■ **Set exercise**: From the line containing "Read all visible content and emit it as JSON." down to the last line, set down each line exactly as it is, and nothing more. Leave the pictures out.
== Records for processing
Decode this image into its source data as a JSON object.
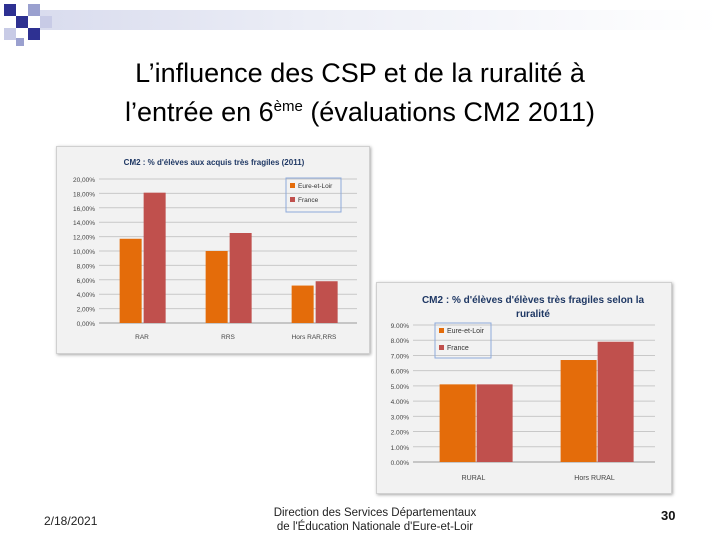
{
  "slide": {
    "title_line1": "L’influence des CSP et de la ruralité à",
    "title_line2_pre": "l’entrée en 6",
    "title_sup": "ème",
    "title_line2_post": " (évaluations CM2 2011)",
    "date": "2/18/2021",
    "footer_line1": "Direction des Services Départementaux",
    "footer_line2": "de l'Éducation Nationale d'Eure-et-Loir",
    "page_number": "30"
  },
  "colors": {
    "series1": "#e46c0a",
    "series2": "#c0504d",
    "title_text": "#1f3864",
    "decor_dark": "#2e3192",
    "decor_light": "#9aa0cf"
  },
  "chart_data": [
    {
      "type": "bar",
      "title": "CM2 : % d'élèves aux acquis très fragiles (2011)",
      "title_lines": [
        "CM2 : % d'élèves aux acquis très fragiles (2011)"
      ],
      "categories": [
        "RAR",
        "RRS",
        "Hors RAR,RRS"
      ],
      "series": [
        {
          "name": "Eure-et-Loir",
          "values": [
            11.7,
            10.0,
            5.2
          ]
        },
        {
          "name": "France",
          "values": [
            18.1,
            12.5,
            5.8
          ]
        }
      ],
      "ylim": [
        0,
        20
      ],
      "yticks": [
        "0,00%",
        "2,00%",
        "4,00%",
        "6,00%",
        "8,00%",
        "10,00%",
        "12,00%",
        "14,00%",
        "16,00%",
        "18,00%",
        "20,00%"
      ],
      "grid": true,
      "legend": "top-right"
    },
    {
      "type": "bar",
      "title": "CM2 : % d'élèves d'élèves très fragiles selon la ruralité",
      "title_lines": [
        "CM2 : % d'élèves d'élèves très fragiles selon la",
        "ruralité"
      ],
      "categories": [
        "RURAL",
        "Hors RURAL"
      ],
      "series": [
        {
          "name": "Eure-et-Loir",
          "values": [
            5.1,
            6.7
          ]
        },
        {
          "name": "France",
          "values": [
            5.1,
            7.9
          ]
        }
      ],
      "ylim": [
        0,
        9
      ],
      "yticks": [
        "0.00%",
        "1.00%",
        "2.00%",
        "3.00%",
        "4.00%",
        "5.00%",
        "6.00%",
        "7.00%",
        "8.00%",
        "9.00%"
      ],
      "grid": true,
      "legend": "top-left"
    }
  ]
}
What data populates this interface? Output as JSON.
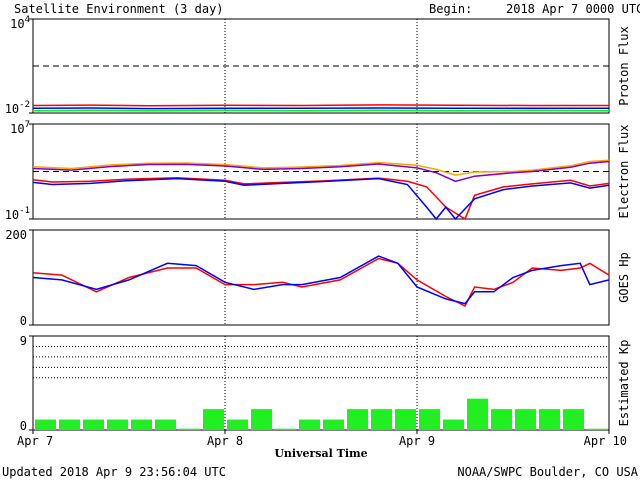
{
  "header": {
    "title": "Satellite Environment (3 day)",
    "begin_label": "Begin:",
    "begin_value": "2018 Apr 7 0000 UTC"
  },
  "footer": {
    "updated": "Updated 2018 Apr  9 23:56:04 UTC",
    "credit": "NOAA/SWPC Boulder, CO USA"
  },
  "chart_data": [
    {
      "type": "line",
      "ylabel": "Proton Flux",
      "scale": "log",
      "yticks": [
        {
          "base": "10",
          "exp": "4",
          "value": 10000
        },
        {
          "base": "10",
          "exp": "-2",
          "value": 0.01
        }
      ],
      "ylim": [
        0.01,
        10000
      ],
      "reference_line": 10,
      "x_range_days": [
        0,
        3
      ],
      "series": [
        {
          "color": "#ff0000",
          "points": [
            [
              0,
              0.03
            ],
            [
              0.3,
              0.032
            ],
            [
              0.6,
              0.029
            ],
            [
              1,
              0.031
            ],
            [
              1.4,
              0.03
            ],
            [
              1.8,
              0.033
            ],
            [
              2.2,
              0.031
            ],
            [
              2.6,
              0.03
            ],
            [
              3,
              0.03
            ]
          ]
        },
        {
          "color": "#0000ff",
          "points": [
            [
              0,
              0.02
            ],
            [
              0.3,
              0.021
            ],
            [
              0.6,
              0.019
            ],
            [
              1,
              0.02
            ],
            [
              1.4,
              0.02
            ],
            [
              1.8,
              0.021
            ],
            [
              2.2,
              0.02
            ],
            [
              2.6,
              0.02
            ],
            [
              3,
              0.02
            ]
          ]
        },
        {
          "color": "#00ff00",
          "points": [
            [
              0,
              0.014
            ],
            [
              0.3,
              0.015
            ],
            [
              0.6,
              0.014
            ],
            [
              1,
              0.015
            ],
            [
              1.4,
              0.014
            ],
            [
              1.8,
              0.015
            ],
            [
              2.2,
              0.014
            ],
            [
              2.6,
              0.015
            ],
            [
              3,
              0.014
            ]
          ]
        }
      ],
      "grid_days": [
        1,
        2
      ]
    },
    {
      "type": "line",
      "ylabel": "Electron Flux",
      "scale": "log",
      "yticks": [
        {
          "base": "10",
          "exp": "7",
          "value": 10000000
        },
        {
          "base": "10",
          "exp": "-1",
          "value": 0.1
        }
      ],
      "ylim": [
        0.1,
        10000000
      ],
      "reference_line": 1000,
      "x_range_days": [
        0,
        3
      ],
      "series": [
        {
          "color": "#ffa500",
          "points": [
            [
              0,
              2500
            ],
            [
              0.2,
              1800
            ],
            [
              0.4,
              3500
            ],
            [
              0.6,
              5000
            ],
            [
              0.8,
              5200
            ],
            [
              1,
              3800
            ],
            [
              1.2,
              2000
            ],
            [
              1.4,
              2400
            ],
            [
              1.6,
              3200
            ],
            [
              1.8,
              5600
            ],
            [
              2,
              3300
            ],
            [
              2.1,
              1500
            ],
            [
              2.2,
              500
            ],
            [
              2.3,
              900
            ],
            [
              2.5,
              1000
            ],
            [
              2.6,
              1300
            ],
            [
              2.8,
              3000
            ],
            [
              2.9,
              7000
            ],
            [
              3,
              9000
            ]
          ]
        },
        {
          "color": "#8000c0",
          "points": [
            [
              0,
              1800
            ],
            [
              0.2,
              1300
            ],
            [
              0.4,
              2600
            ],
            [
              0.6,
              3900
            ],
            [
              0.8,
              4000
            ],
            [
              1,
              2900
            ],
            [
              1.2,
              1500
            ],
            [
              1.4,
              1800
            ],
            [
              1.6,
              2500
            ],
            [
              1.8,
              4300
            ],
            [
              2,
              2000
            ],
            [
              2.1,
              800
            ],
            [
              2.2,
              150
            ],
            [
              2.3,
              400
            ],
            [
              2.5,
              800
            ],
            [
              2.6,
              1000
            ],
            [
              2.8,
              2300
            ],
            [
              2.9,
              5000
            ],
            [
              3,
              7000
            ]
          ]
        },
        {
          "color": "#ff0000",
          "points": [
            [
              0,
              200
            ],
            [
              0.1,
              130
            ],
            [
              0.3,
              150
            ],
            [
              0.5,
              230
            ],
            [
              0.75,
              300
            ],
            [
              1,
              180
            ],
            [
              1.1,
              90
            ],
            [
              1.3,
              120
            ],
            [
              1.5,
              160
            ],
            [
              1.8,
              280
            ],
            [
              1.95,
              150
            ],
            [
              2.05,
              50
            ],
            [
              2.15,
              1
            ],
            [
              2.25,
              0.1
            ],
            [
              2.3,
              10
            ],
            [
              2.45,
              50
            ],
            [
              2.6,
              90
            ],
            [
              2.8,
              180
            ],
            [
              2.9,
              60
            ],
            [
              3,
              100
            ]
          ]
        },
        {
          "color": "#0000ff",
          "points": [
            [
              0,
              120
            ],
            [
              0.1,
              80
            ],
            [
              0.3,
              100
            ],
            [
              0.5,
              170
            ],
            [
              0.75,
              250
            ],
            [
              1,
              150
            ],
            [
              1.1,
              70
            ],
            [
              1.3,
              100
            ],
            [
              1.5,
              140
            ],
            [
              1.8,
              250
            ],
            [
              1.95,
              80
            ],
            [
              2.05,
              1
            ],
            [
              2.1,
              0.1
            ],
            [
              2.15,
              1
            ],
            [
              2.2,
              0.1
            ],
            [
              2.3,
              5
            ],
            [
              2.45,
              30
            ],
            [
              2.6,
              60
            ],
            [
              2.8,
              110
            ],
            [
              2.9,
              40
            ],
            [
              3,
              70
            ]
          ]
        }
      ],
      "grid_days": [
        1,
        2
      ]
    },
    {
      "type": "line",
      "ylabel": "GOES Hp",
      "scale": "linear",
      "yticks": [
        {
          "text": "200",
          "value": 200
        },
        {
          "text": "0",
          "value": 0
        }
      ],
      "ylim": [
        0,
        200
      ],
      "x_range_days": [
        0,
        3
      ],
      "series": [
        {
          "color": "#ff0000",
          "points": [
            [
              0,
              110
            ],
            [
              0.15,
              105
            ],
            [
              0.33,
              70
            ],
            [
              0.5,
              100
            ],
            [
              0.7,
              120
            ],
            [
              0.85,
              120
            ],
            [
              1,
              85
            ],
            [
              1.15,
              85
            ],
            [
              1.3,
              90
            ],
            [
              1.4,
              80
            ],
            [
              1.6,
              95
            ],
            [
              1.8,
              140
            ],
            [
              1.9,
              130
            ],
            [
              2,
              95
            ],
            [
              2.15,
              60
            ],
            [
              2.25,
              40
            ],
            [
              2.3,
              80
            ],
            [
              2.4,
              75
            ],
            [
              2.5,
              90
            ],
            [
              2.6,
              120
            ],
            [
              2.75,
              115
            ],
            [
              2.85,
              120
            ],
            [
              2.9,
              130
            ],
            [
              3,
              105
            ]
          ]
        },
        {
          "color": "#0000ff",
          "points": [
            [
              0,
              100
            ],
            [
              0.15,
              95
            ],
            [
              0.33,
              75
            ],
            [
              0.5,
              95
            ],
            [
              0.7,
              130
            ],
            [
              0.85,
              125
            ],
            [
              1,
              90
            ],
            [
              1.15,
              75
            ],
            [
              1.3,
              85
            ],
            [
              1.4,
              85
            ],
            [
              1.6,
              100
            ],
            [
              1.8,
              145
            ],
            [
              1.9,
              130
            ],
            [
              2,
              80
            ],
            [
              2.15,
              55
            ],
            [
              2.25,
              45
            ],
            [
              2.3,
              70
            ],
            [
              2.4,
              70
            ],
            [
              2.5,
              100
            ],
            [
              2.6,
              115
            ],
            [
              2.75,
              125
            ],
            [
              2.85,
              130
            ],
            [
              2.9,
              85
            ],
            [
              3,
              95
            ]
          ]
        }
      ],
      "grid_days": [
        1,
        2
      ]
    },
    {
      "type": "bar",
      "ylabel": "Estimated Kp",
      "scale": "linear",
      "yticks": [
        {
          "text": "9",
          "value": 9
        },
        {
          "text": "0",
          "value": 0
        }
      ],
      "ylim": [
        0,
        9
      ],
      "hlines": [
        5,
        6,
        7,
        8
      ],
      "bar_color": "#22ee22",
      "values": [
        1,
        1,
        1,
        1,
        1,
        1,
        0,
        2,
        1,
        2,
        0,
        1,
        1,
        2,
        2,
        2,
        2,
        1,
        3,
        2,
        2,
        2,
        2,
        0
      ],
      "xtick_labels": [
        "Apr 7",
        "Apr 8",
        "Apr 9",
        "Apr 10"
      ],
      "xlabel": "Universal Time",
      "grid_days": [
        1,
        2
      ]
    }
  ]
}
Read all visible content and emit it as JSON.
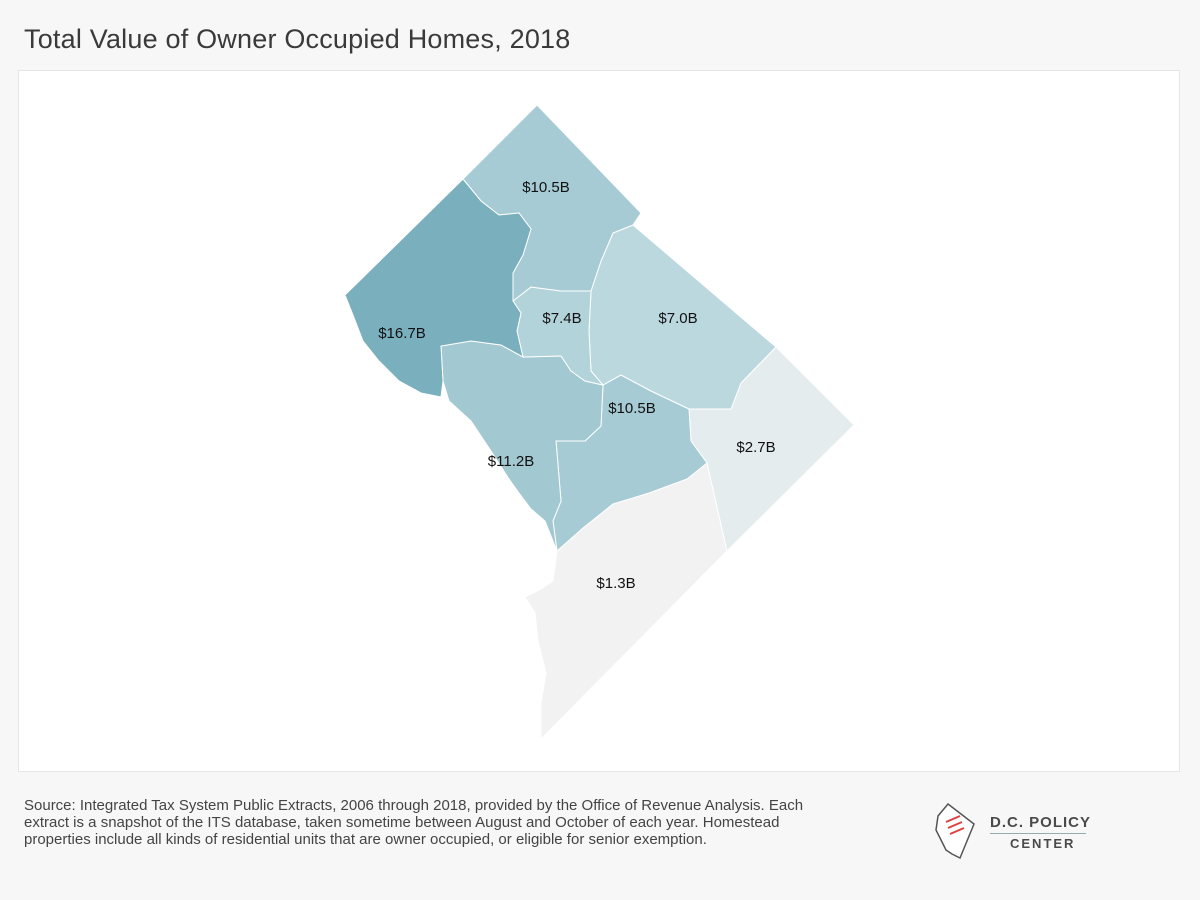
{
  "title": "Total Value of Owner Occupied Homes, 2018",
  "source": "Source: Integrated Tax System Public Extracts, 2006 through 2018, provided by the Office of Revenue Analysis. Each extract is a snapshot of the ITS database, taken sometime between August and October of each year. Homestead properties include all kinds of residential units that are owner occupied, or eligible for senior exemption.",
  "logo": {
    "line1": "D.C. POLICY",
    "line2": "CENTER"
  },
  "colors": {
    "ward_16_7": "#7aafbe",
    "ward_11_2": "#a2c8d1",
    "ward_10_5": "#a6cbd4",
    "ward_7_4": "#b3d3db",
    "ward_7_0": "#bcd8df",
    "ward_2_7": "#e4ecee",
    "ward_1_3": "#f2f2f2"
  },
  "chart_data": {
    "type": "map",
    "title": "Total Value of Owner Occupied Homes, 2018",
    "regions": [
      {
        "label": "$10.5B",
        "value_billion": 10.5
      },
      {
        "label": "$16.7B",
        "value_billion": 16.7
      },
      {
        "label": "$7.4B",
        "value_billion": 7.4
      },
      {
        "label": "$7.0B",
        "value_billion": 7.0
      },
      {
        "label": "$10.5B",
        "value_billion": 10.5
      },
      {
        "label": "$11.2B",
        "value_billion": 11.2
      },
      {
        "label": "$2.7B",
        "value_billion": 2.7
      },
      {
        "label": "$1.3B",
        "value_billion": 1.3
      }
    ]
  }
}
====
■ **Task answer**:
Read all visible content and emit it as JSON.
{
  "title": "Total Value of Owner Occupied Homes, 2018",
  "source": "Source: Integrated Tax System Public Extracts, 2006 through 2018, provided by the Office of Revenue Analysis. Each extract is a snapshot of the ITS database, taken sometime between August and October of each year. Homestead properties include all kinds of residential units that are owner occupied, or eligible for senior exemption.",
  "logo": {
    "line1": "D.C. POLICY",
    "line2": "CENTER"
  },
  "colors": {
    "ward_16_7": "#7aafbe",
    "ward_11_2": "#a2c8d1",
    "ward_10_5": "#a6cbd4",
    "ward_7_4": "#b3d3db",
    "ward_7_0": "#bcd8df",
    "ward_2_7": "#e4ecee",
    "ward_1_3": "#f2f2f2"
  },
  "chart_data": {
    "type": "map",
    "title": "Total Value of Owner Occupied Homes, 2018",
    "regions": [
      {
        "label": "$10.5B",
        "value_billion": 10.5
      },
      {
        "label": "$16.7B",
        "value_billion": 16.7
      },
      {
        "label": "$7.4B",
        "value_billion": 7.4
      },
      {
        "label": "$7.0B",
        "value_billion": 7.0
      },
      {
        "label": "$10.5B",
        "value_billion": 10.5
      },
      {
        "label": "$11.2B",
        "value_billion": 11.2
      },
      {
        "label": "$2.7B",
        "value_billion": 2.7
      },
      {
        "label": "$1.3B",
        "value_billion": 1.3
      }
    ]
  }
}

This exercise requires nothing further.